YOUR TASK:
Repeat each entry exactly and drop the pictures.

Rows from a figure dataset

##########

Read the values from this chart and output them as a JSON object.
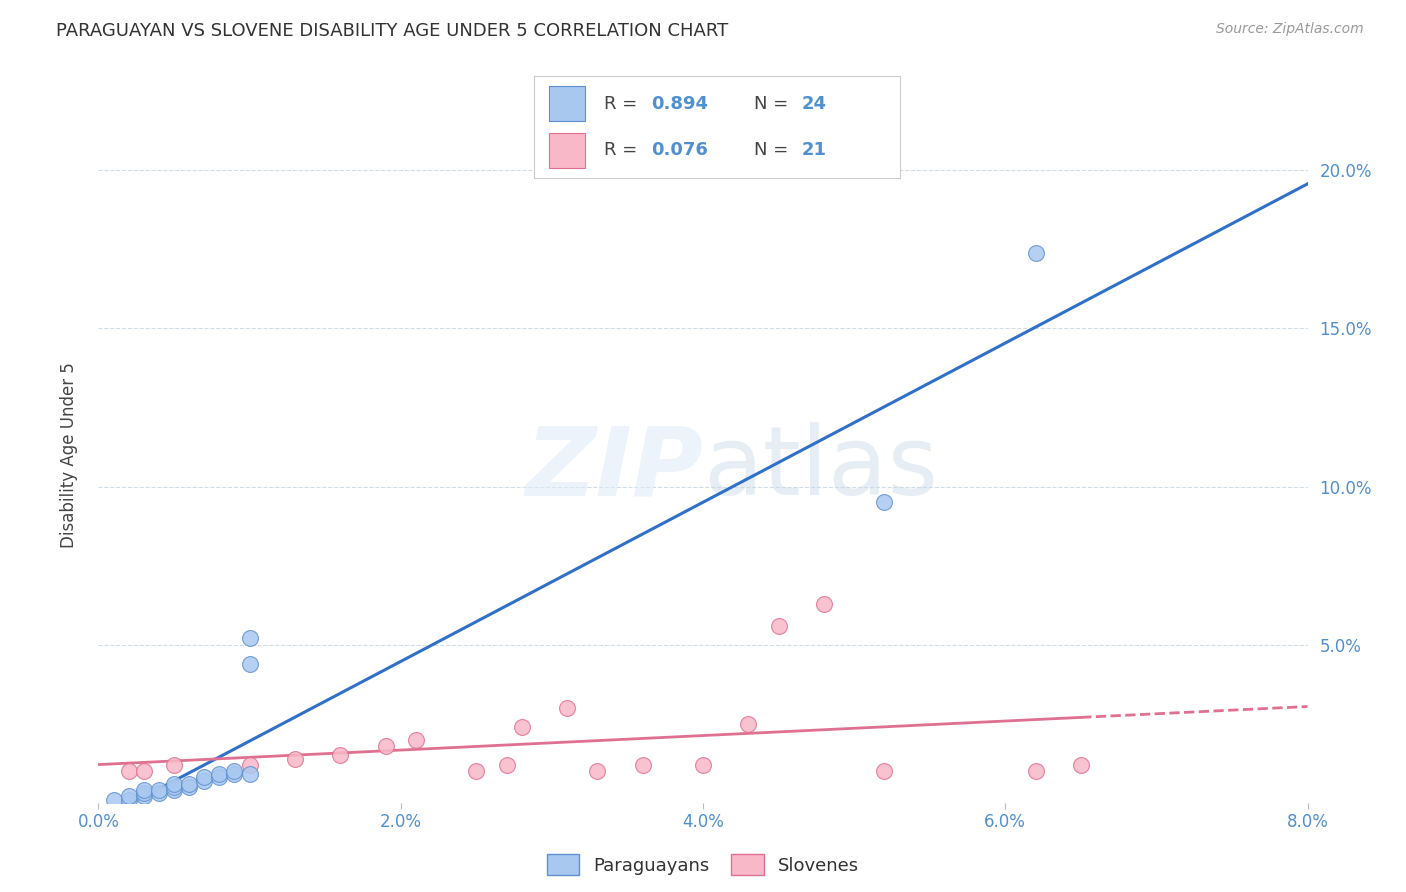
{
  "title": "PARAGUAYAN VS SLOVENE DISABILITY AGE UNDER 5 CORRELATION CHART",
  "source": "Source: ZipAtlas.com",
  "ylabel": "Disability Age Under 5",
  "background_color": "#ffffff",
  "paraguayan": {
    "x": [
      0.001,
      0.002,
      0.002,
      0.003,
      0.003,
      0.003,
      0.004,
      0.004,
      0.005,
      0.005,
      0.005,
      0.006,
      0.006,
      0.007,
      0.007,
      0.008,
      0.008,
      0.009,
      0.009,
      0.01,
      0.01,
      0.01,
      0.052,
      0.062
    ],
    "y": [
      0.001,
      0.001,
      0.002,
      0.002,
      0.003,
      0.004,
      0.003,
      0.004,
      0.004,
      0.005,
      0.006,
      0.005,
      0.006,
      0.007,
      0.008,
      0.008,
      0.009,
      0.009,
      0.01,
      0.009,
      0.044,
      0.052,
      0.095,
      0.174
    ],
    "R": 0.894,
    "N": 24,
    "scatter_color": "#a8c8f0",
    "scatter_edge": "#6090d0",
    "line_color": "#3070c8"
  },
  "slovene": {
    "x": [
      0.002,
      0.003,
      0.005,
      0.01,
      0.013,
      0.016,
      0.019,
      0.021,
      0.025,
      0.027,
      0.028,
      0.031,
      0.033,
      0.036,
      0.04,
      0.043,
      0.045,
      0.048,
      0.052,
      0.062,
      0.065
    ],
    "y": [
      0.01,
      0.01,
      0.012,
      0.012,
      0.014,
      0.015,
      0.018,
      0.02,
      0.01,
      0.012,
      0.024,
      0.03,
      0.01,
      0.012,
      0.012,
      0.025,
      0.056,
      0.063,
      0.01,
      0.01,
      0.012
    ],
    "R": 0.076,
    "N": 21,
    "scatter_color": "#f8b8c8",
    "scatter_edge": "#e07090",
    "line_color": "#e07090"
  },
  "xlim": [
    0.0,
    0.08
  ],
  "ylim": [
    0.0,
    0.22
  ],
  "yticks": [
    0.05,
    0.1,
    0.15,
    0.2
  ],
  "ytick_labels": [
    "5.0%",
    "10.0%",
    "15.0%",
    "20.0%"
  ],
  "xticks": [
    0.0,
    0.02,
    0.04,
    0.06,
    0.08
  ],
  "xtick_labels": [
    "0.0%",
    "2.0%",
    "4.0%",
    "6.0%",
    "8.0%"
  ],
  "tick_color": "#5090d0",
  "grid_color": "#d0dce8",
  "title_fontsize": 13,
  "source_fontsize": 10,
  "axis_fontsize": 12,
  "legend_fontsize": 13
}
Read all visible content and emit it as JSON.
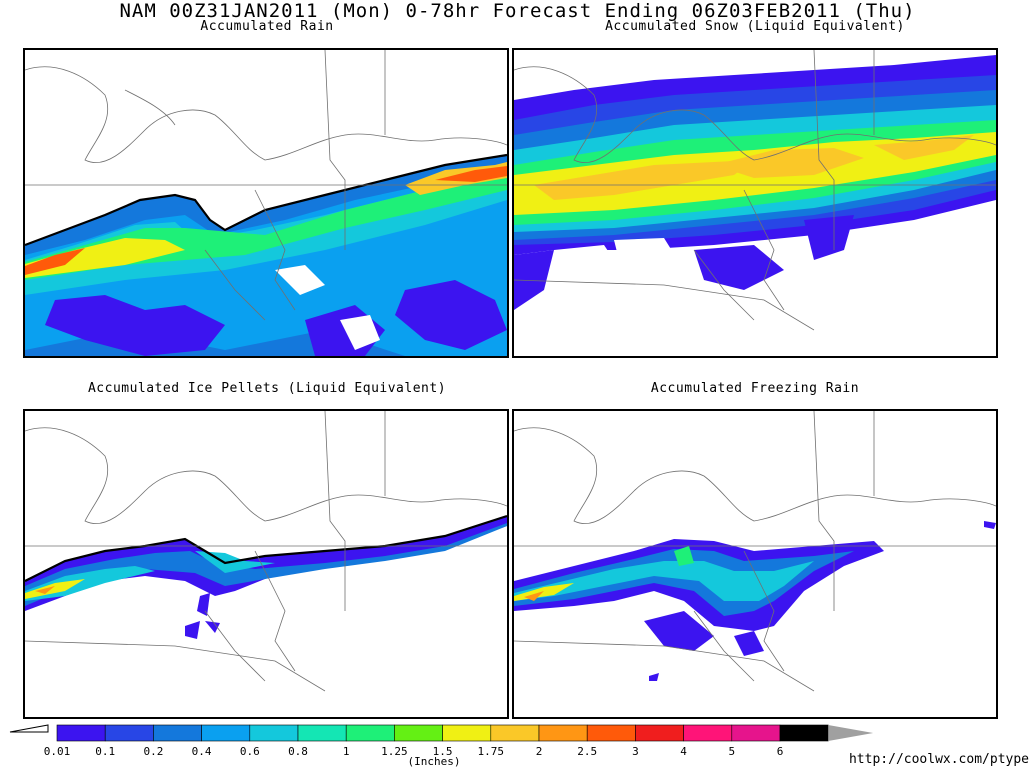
{
  "title": "NAM 00Z31JAN2011 (Mon) 0-78hr Forecast Ending 06Z03FEB2011 (Thu)",
  "panels": {
    "rain": {
      "title": "Accumulated Rain"
    },
    "snow": {
      "title": "Accumulated Snow (Liquid Equivalent)"
    },
    "ice": {
      "title": "Accumulated Ice Pellets (Liquid Equivalent)"
    },
    "freezing": {
      "title": "Accumulated Freezing Rain"
    }
  },
  "colorbar": {
    "labels": [
      "0.01",
      "0.1",
      "0.2",
      "0.4",
      "0.6",
      "0.8",
      "1",
      "1.25",
      "1.5",
      "1.75",
      "2",
      "2.5",
      "3",
      "4",
      "5",
      "6"
    ],
    "colors": [
      "#3c14f0",
      "#2846e6",
      "#1478dc",
      "#0aa0f0",
      "#14c8dc",
      "#14e6b4",
      "#1ef078",
      "#64f014",
      "#f0f014",
      "#fac828",
      "#ff9614",
      "#ff5a0a",
      "#f01e1e",
      "#ff1478",
      "#e6148c",
      "#000000"
    ],
    "units": "(Inches)"
  },
  "source_url": "http://coolwx.com/ptype"
}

##########

COMPLETE ANSWER:
Read the values from this chart and output them as a JSON object.
{
  "title": "PARAGUAYAN VS SLOVENE DISABILITY AGE UNDER 5 CORRELATION CHART",
  "source": "Source: ZipAtlas.com",
  "ylabel": "Disability Age Under 5",
  "background_color": "#ffffff",
  "paraguayan": {
    "x": [
      0.001,
      0.002,
      0.002,
      0.003,
      0.003,
      0.003,
      0.004,
      0.004,
      0.005,
      0.005,
      0.005,
      0.006,
      0.006,
      0.007,
      0.007,
      0.008,
      0.008,
      0.009,
      0.009,
      0.01,
      0.01,
      0.01,
      0.052,
      0.062
    ],
    "y": [
      0.001,
      0.001,
      0.002,
      0.002,
      0.003,
      0.004,
      0.003,
      0.004,
      0.004,
      0.005,
      0.006,
      0.005,
      0.006,
      0.007,
      0.008,
      0.008,
      0.009,
      0.009,
      0.01,
      0.009,
      0.044,
      0.052,
      0.095,
      0.174
    ],
    "R": 0.894,
    "N": 24,
    "scatter_color": "#a8c8f0",
    "scatter_edge": "#6090d0",
    "line_color": "#3070c8"
  },
  "slovene": {
    "x": [
      0.002,
      0.003,
      0.005,
      0.01,
      0.013,
      0.016,
      0.019,
      0.021,
      0.025,
      0.027,
      0.028,
      0.031,
      0.033,
      0.036,
      0.04,
      0.043,
      0.045,
      0.048,
      0.052,
      0.062,
      0.065
    ],
    "y": [
      0.01,
      0.01,
      0.012,
      0.012,
      0.014,
      0.015,
      0.018,
      0.02,
      0.01,
      0.012,
      0.024,
      0.03,
      0.01,
      0.012,
      0.012,
      0.025,
      0.056,
      0.063,
      0.01,
      0.01,
      0.012
    ],
    "R": 0.076,
    "N": 21,
    "scatter_color": "#f8b8c8",
    "scatter_edge": "#e07090",
    "line_color": "#e07090"
  },
  "xlim": [
    0.0,
    0.08
  ],
  "ylim": [
    0.0,
    0.22
  ],
  "yticks": [
    0.05,
    0.1,
    0.15,
    0.2
  ],
  "ytick_labels": [
    "5.0%",
    "10.0%",
    "15.0%",
    "20.0%"
  ],
  "xticks": [
    0.0,
    0.02,
    0.04,
    0.06,
    0.08
  ],
  "xtick_labels": [
    "0.0%",
    "2.0%",
    "4.0%",
    "6.0%",
    "8.0%"
  ],
  "tick_color": "#5090d0",
  "grid_color": "#d0dce8",
  "title_fontsize": 13,
  "source_fontsize": 10,
  "axis_fontsize": 12,
  "legend_fontsize": 13
}
Read all visible content and emit it as JSON.
{
  "title": "NAM 00Z31JAN2011 (Mon) 0-78hr Forecast Ending 06Z03FEB2011 (Thu)",
  "panels": {
    "rain": {
      "title": "Accumulated Rain"
    },
    "snow": {
      "title": "Accumulated Snow (Liquid Equivalent)"
    },
    "ice": {
      "title": "Accumulated Ice Pellets (Liquid Equivalent)"
    },
    "freezing": {
      "title": "Accumulated Freezing Rain"
    }
  },
  "colorbar": {
    "labels": [
      "0.01",
      "0.1",
      "0.2",
      "0.4",
      "0.6",
      "0.8",
      "1",
      "1.25",
      "1.5",
      "1.75",
      "2",
      "2.5",
      "3",
      "4",
      "5",
      "6"
    ],
    "colors": [
      "#3c14f0",
      "#2846e6",
      "#1478dc",
      "#0aa0f0",
      "#14c8dc",
      "#14e6b4",
      "#1ef078",
      "#64f014",
      "#f0f014",
      "#fac828",
      "#ff9614",
      "#ff5a0a",
      "#f01e1e",
      "#ff1478",
      "#e6148c",
      "#000000"
    ],
    "units": "(Inches)"
  },
  "source_url": "http://coolwx.com/ptype"
}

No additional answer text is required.